### Aim
Scan the data below and report how many lines include the word "this". Nothing else is wanted.

### Source data

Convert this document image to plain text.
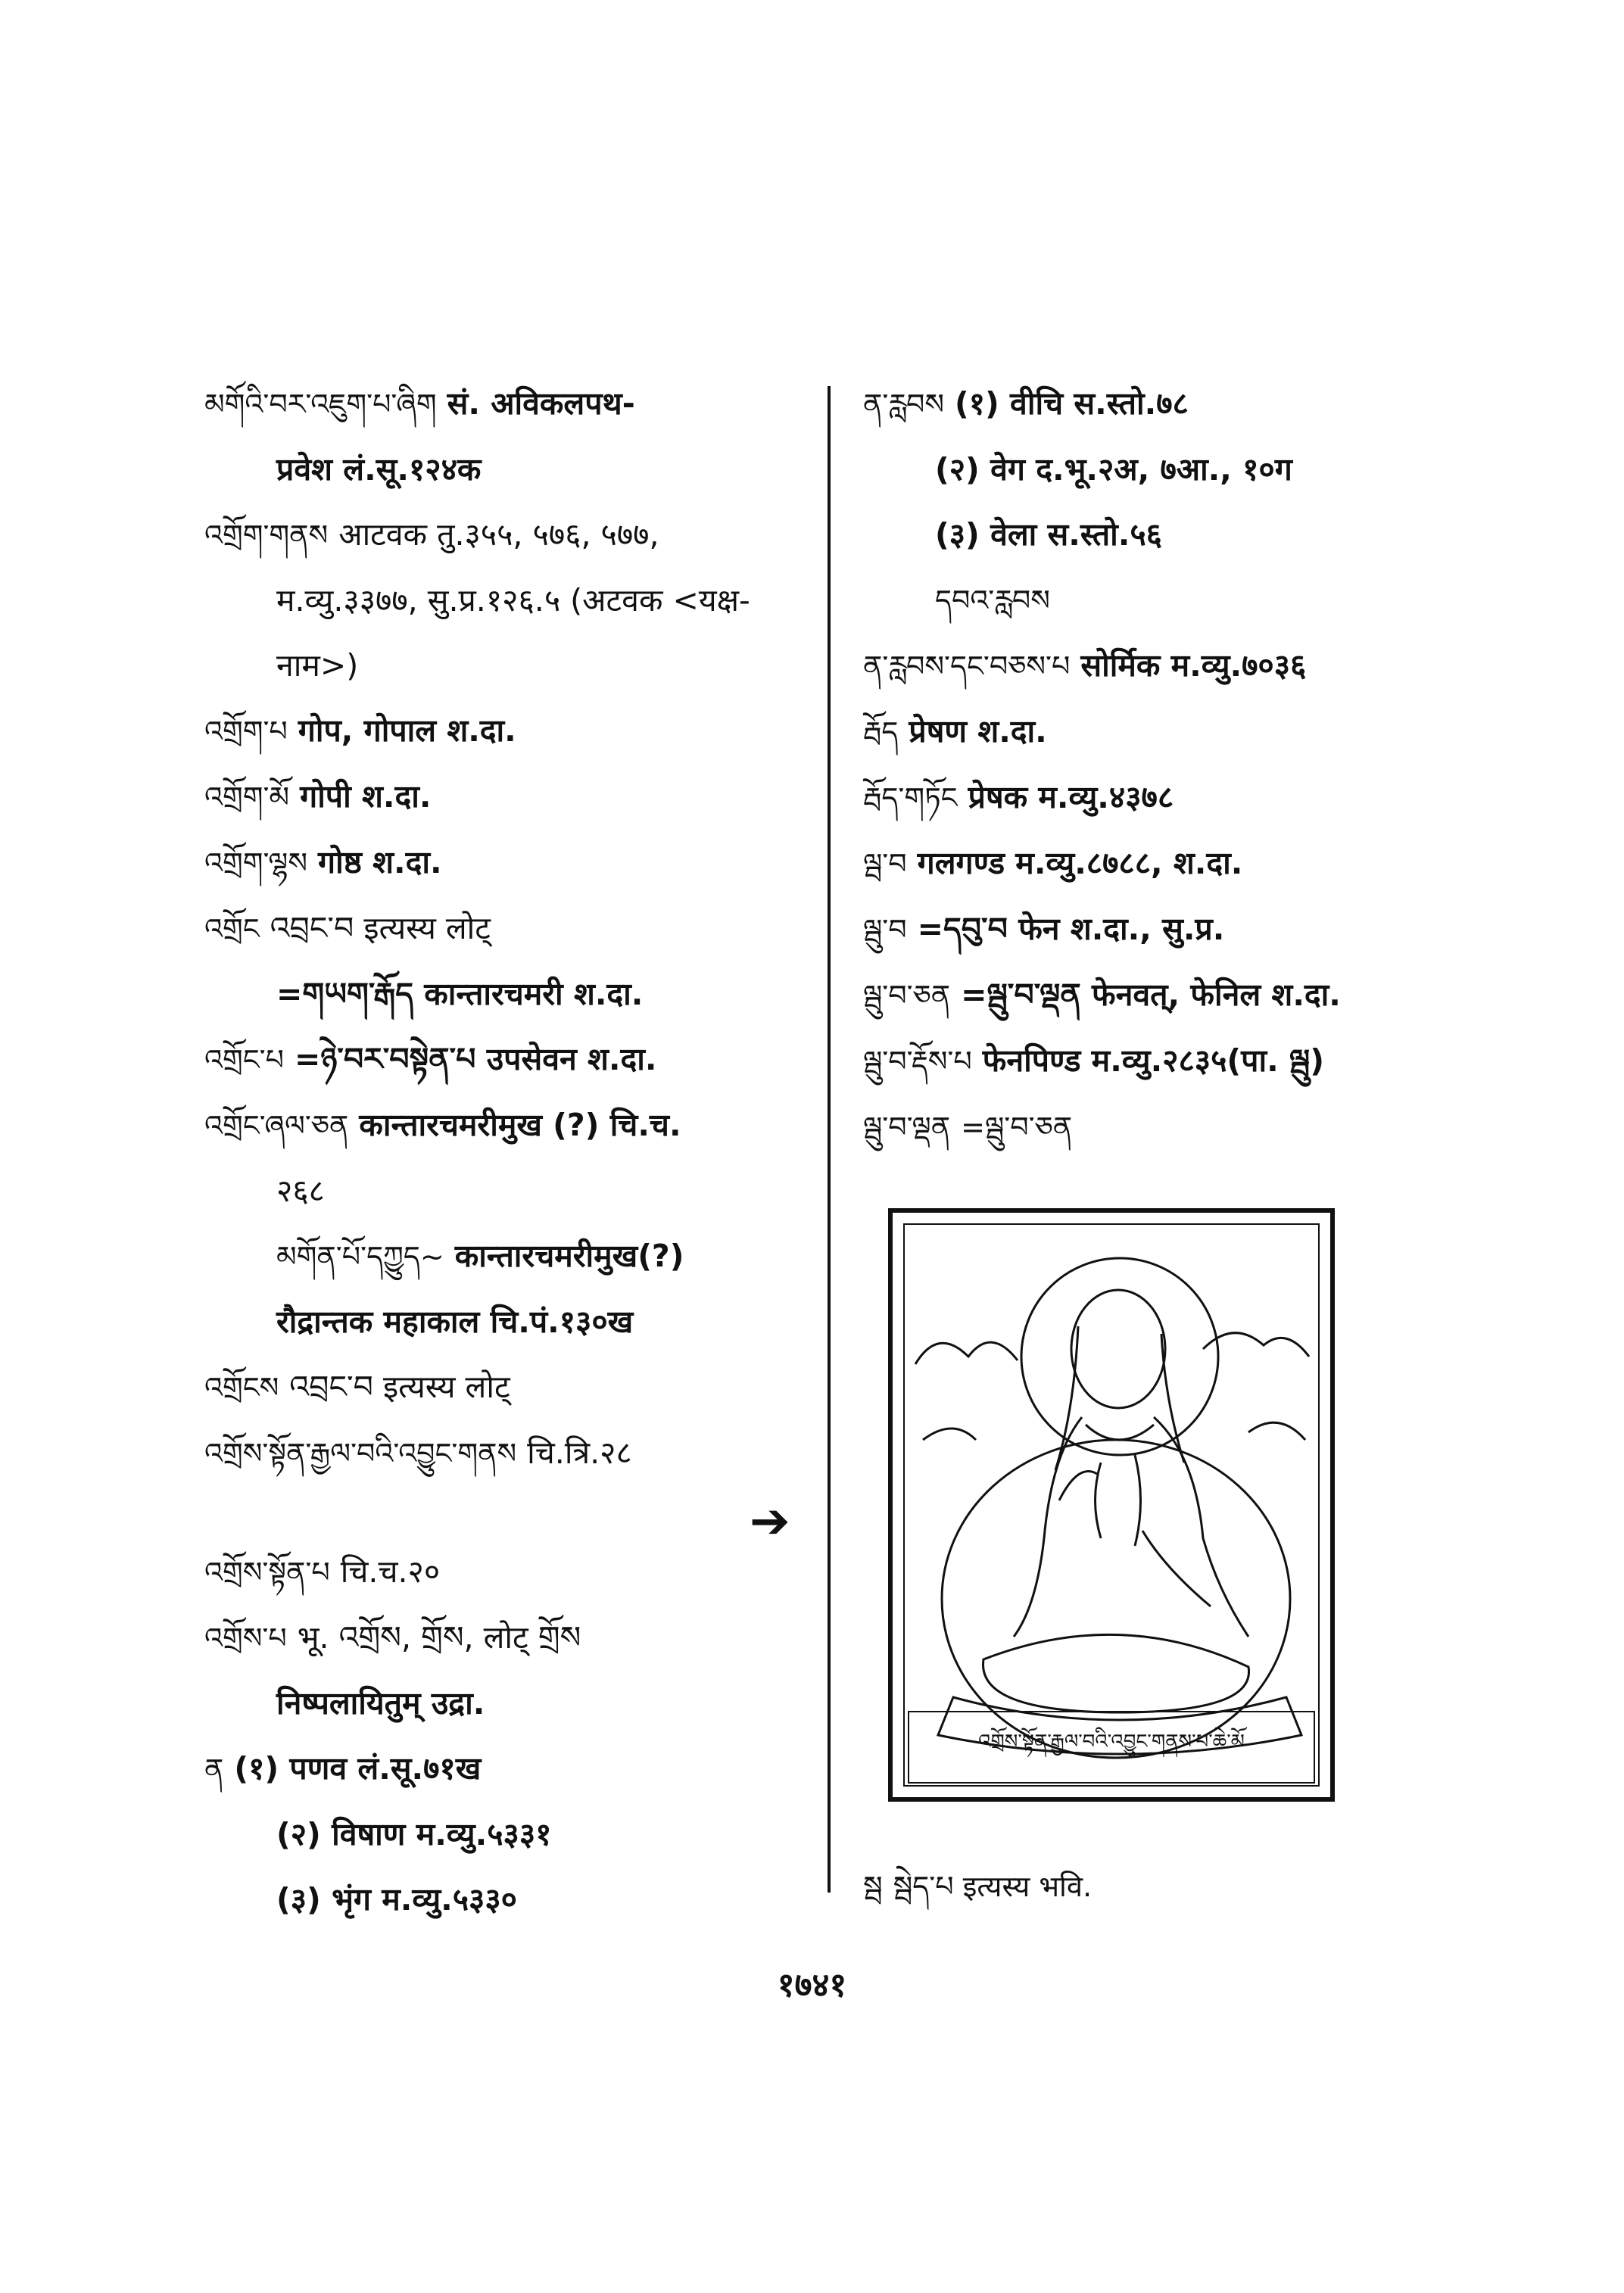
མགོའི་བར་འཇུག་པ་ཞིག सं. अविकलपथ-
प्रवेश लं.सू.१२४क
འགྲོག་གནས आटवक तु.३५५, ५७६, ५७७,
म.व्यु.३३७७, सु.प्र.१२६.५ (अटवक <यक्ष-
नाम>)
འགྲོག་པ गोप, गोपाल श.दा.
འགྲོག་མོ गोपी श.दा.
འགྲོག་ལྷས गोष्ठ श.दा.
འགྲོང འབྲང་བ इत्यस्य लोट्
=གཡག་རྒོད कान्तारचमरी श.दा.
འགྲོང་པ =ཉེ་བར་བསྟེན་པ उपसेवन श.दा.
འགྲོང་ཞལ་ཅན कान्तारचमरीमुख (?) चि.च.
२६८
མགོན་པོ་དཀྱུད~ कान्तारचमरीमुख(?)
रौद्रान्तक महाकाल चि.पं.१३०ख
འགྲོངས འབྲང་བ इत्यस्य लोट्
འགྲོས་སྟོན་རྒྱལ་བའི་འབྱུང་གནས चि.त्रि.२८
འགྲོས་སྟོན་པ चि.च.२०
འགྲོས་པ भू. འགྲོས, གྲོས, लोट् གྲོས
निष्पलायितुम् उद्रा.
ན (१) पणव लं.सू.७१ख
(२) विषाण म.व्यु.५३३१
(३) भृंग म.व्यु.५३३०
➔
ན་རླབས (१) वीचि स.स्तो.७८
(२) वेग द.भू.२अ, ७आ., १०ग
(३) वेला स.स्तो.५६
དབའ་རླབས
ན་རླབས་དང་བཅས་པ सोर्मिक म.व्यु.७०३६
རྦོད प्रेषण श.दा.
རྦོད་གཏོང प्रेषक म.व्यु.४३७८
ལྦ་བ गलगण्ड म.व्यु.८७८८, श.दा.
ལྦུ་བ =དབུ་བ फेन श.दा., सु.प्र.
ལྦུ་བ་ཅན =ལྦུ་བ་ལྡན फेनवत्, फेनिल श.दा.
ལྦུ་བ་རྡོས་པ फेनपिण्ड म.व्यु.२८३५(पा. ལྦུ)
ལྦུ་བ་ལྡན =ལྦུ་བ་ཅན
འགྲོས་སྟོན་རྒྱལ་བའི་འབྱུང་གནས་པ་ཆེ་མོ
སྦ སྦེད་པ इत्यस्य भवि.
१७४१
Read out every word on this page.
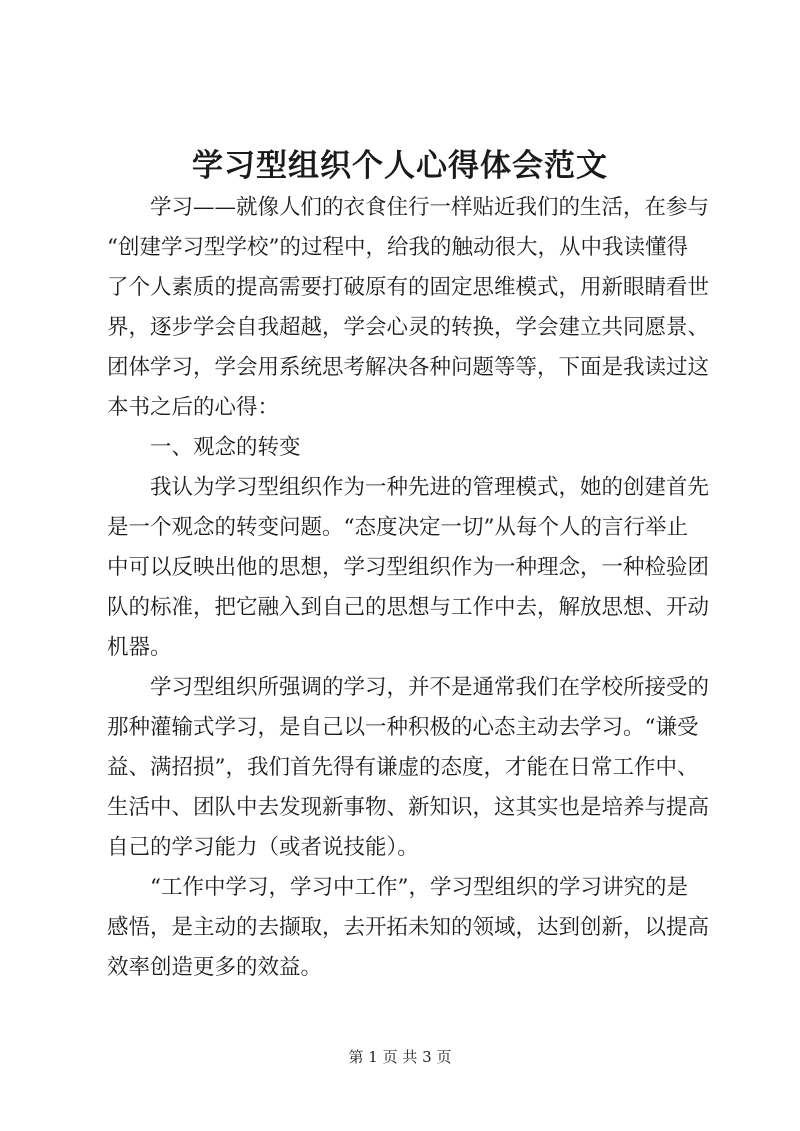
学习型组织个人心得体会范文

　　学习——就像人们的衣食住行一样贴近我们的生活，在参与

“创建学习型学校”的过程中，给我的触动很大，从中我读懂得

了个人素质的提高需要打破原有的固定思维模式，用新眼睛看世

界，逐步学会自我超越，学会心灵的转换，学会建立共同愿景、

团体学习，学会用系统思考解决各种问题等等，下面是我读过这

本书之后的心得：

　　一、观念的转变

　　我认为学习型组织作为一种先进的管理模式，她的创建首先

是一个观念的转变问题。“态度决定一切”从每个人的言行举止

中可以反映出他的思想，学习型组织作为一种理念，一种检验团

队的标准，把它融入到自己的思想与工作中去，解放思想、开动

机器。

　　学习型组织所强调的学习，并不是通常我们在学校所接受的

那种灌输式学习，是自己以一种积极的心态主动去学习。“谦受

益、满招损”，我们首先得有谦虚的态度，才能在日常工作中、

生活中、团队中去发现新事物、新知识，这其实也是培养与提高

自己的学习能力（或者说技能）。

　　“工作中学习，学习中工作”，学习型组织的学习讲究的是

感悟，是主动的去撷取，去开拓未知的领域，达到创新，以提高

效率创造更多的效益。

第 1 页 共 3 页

### Finished exercise
2